- Records to use -

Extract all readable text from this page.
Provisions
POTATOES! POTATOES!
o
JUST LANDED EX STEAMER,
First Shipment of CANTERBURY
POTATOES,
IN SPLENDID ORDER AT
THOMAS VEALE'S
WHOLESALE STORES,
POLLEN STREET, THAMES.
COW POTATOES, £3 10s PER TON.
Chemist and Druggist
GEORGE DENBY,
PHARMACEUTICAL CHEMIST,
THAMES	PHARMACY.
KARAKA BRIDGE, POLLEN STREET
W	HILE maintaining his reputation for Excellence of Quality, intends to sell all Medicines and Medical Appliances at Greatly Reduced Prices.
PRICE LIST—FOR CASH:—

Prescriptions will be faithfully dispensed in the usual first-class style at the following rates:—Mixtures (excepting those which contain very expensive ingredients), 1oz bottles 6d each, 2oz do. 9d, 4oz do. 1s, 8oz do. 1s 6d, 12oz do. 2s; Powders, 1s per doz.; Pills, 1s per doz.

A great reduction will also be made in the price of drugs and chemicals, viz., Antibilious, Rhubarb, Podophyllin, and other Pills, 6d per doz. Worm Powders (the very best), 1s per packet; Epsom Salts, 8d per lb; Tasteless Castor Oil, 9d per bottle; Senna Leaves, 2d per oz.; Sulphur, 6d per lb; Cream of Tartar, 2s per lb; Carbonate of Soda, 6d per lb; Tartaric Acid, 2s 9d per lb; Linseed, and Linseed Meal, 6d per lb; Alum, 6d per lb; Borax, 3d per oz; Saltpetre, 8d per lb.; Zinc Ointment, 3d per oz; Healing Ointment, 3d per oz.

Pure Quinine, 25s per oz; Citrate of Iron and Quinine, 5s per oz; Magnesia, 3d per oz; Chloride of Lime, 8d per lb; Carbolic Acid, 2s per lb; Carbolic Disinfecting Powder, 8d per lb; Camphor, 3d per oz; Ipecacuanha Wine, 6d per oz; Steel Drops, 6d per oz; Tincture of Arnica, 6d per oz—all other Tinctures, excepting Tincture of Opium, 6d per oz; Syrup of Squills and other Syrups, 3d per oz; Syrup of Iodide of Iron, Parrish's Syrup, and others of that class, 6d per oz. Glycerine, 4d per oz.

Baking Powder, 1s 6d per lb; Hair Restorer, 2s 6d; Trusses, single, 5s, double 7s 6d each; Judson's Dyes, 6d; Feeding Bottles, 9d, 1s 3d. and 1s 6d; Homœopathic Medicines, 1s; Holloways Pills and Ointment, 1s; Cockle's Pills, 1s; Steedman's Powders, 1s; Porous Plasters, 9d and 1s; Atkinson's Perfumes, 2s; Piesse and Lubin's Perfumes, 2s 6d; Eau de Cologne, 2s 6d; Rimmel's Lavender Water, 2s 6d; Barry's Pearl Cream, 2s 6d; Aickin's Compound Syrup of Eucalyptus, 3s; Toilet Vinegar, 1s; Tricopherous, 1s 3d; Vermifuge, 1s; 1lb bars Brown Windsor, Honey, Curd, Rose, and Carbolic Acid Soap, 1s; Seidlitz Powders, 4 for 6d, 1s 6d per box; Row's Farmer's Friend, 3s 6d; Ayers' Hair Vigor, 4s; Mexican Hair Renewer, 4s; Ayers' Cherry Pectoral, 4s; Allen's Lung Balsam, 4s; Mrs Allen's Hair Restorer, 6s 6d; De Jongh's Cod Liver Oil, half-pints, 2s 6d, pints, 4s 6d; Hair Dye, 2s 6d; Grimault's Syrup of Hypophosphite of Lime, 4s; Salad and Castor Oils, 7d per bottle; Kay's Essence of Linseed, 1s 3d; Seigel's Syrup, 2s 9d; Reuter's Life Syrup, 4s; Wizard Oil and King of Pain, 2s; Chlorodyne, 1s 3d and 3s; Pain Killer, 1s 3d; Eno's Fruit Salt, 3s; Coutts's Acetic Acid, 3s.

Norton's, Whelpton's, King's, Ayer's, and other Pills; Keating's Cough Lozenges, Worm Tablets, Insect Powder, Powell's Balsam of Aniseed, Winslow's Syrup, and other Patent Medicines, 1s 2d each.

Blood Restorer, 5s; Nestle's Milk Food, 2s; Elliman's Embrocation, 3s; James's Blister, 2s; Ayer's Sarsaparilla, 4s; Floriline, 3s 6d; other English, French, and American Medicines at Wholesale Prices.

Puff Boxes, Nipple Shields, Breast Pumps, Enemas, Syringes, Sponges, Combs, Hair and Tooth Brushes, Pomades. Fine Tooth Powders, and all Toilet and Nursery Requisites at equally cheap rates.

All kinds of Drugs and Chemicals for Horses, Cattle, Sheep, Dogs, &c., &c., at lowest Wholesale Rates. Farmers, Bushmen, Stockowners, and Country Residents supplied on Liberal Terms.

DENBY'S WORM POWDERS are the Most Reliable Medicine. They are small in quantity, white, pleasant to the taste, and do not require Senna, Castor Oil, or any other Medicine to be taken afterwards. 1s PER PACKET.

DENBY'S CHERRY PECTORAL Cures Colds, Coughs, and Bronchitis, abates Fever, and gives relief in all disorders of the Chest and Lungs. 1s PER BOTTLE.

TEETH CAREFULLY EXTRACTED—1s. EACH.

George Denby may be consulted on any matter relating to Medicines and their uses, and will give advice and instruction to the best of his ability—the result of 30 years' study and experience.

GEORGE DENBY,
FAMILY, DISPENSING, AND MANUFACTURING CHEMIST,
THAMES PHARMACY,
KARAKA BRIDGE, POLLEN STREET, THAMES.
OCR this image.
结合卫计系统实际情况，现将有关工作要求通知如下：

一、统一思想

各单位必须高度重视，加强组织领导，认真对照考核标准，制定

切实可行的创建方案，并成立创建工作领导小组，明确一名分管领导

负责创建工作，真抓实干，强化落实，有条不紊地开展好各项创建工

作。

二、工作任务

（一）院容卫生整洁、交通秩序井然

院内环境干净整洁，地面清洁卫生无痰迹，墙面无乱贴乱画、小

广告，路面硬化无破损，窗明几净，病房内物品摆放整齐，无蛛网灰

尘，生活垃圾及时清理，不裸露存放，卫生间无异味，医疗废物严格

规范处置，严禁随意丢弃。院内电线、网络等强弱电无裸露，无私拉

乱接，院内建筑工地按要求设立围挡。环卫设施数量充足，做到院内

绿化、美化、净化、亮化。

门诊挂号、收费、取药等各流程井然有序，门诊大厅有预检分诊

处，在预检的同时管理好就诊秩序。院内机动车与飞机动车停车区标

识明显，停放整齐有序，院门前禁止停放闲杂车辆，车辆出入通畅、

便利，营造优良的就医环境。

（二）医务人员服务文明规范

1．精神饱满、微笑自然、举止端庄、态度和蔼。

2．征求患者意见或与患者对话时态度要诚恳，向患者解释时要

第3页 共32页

- Written problem -
Select every line in the material above where the string "best" occurs, and copy it.

- Completed task -
A great reduction will also be made in the price of drugs and chemicals, viz., Antibilious, Rhubarb, Podophyllin, and other Pills, 6d per doz. Worm Powders (the very best), 1s per packet; Epsom Salts, 8d per lb; Tasteless Castor Oil, 9d per bottle; Senna Leaves, 2d per oz.; Sulphur, 6d per lb; Cream of Tartar, 2s per lb; Carbonate of Soda, 6d per lb; Tartaric Acid, 2s 9d per lb; Linseed, and Linseed Meal, 6d per lb; Alum, 6d per lb; Borax, 3d per oz; Saltpetre, 8d per lb.; Zinc Ointment, 3d per oz; Healing Ointment, 3d per oz.
George Denby may be consulted on any matter relating to Medicines and their uses, and will give advice and instruction to the best of his ability—the result of 30 years' study and experience.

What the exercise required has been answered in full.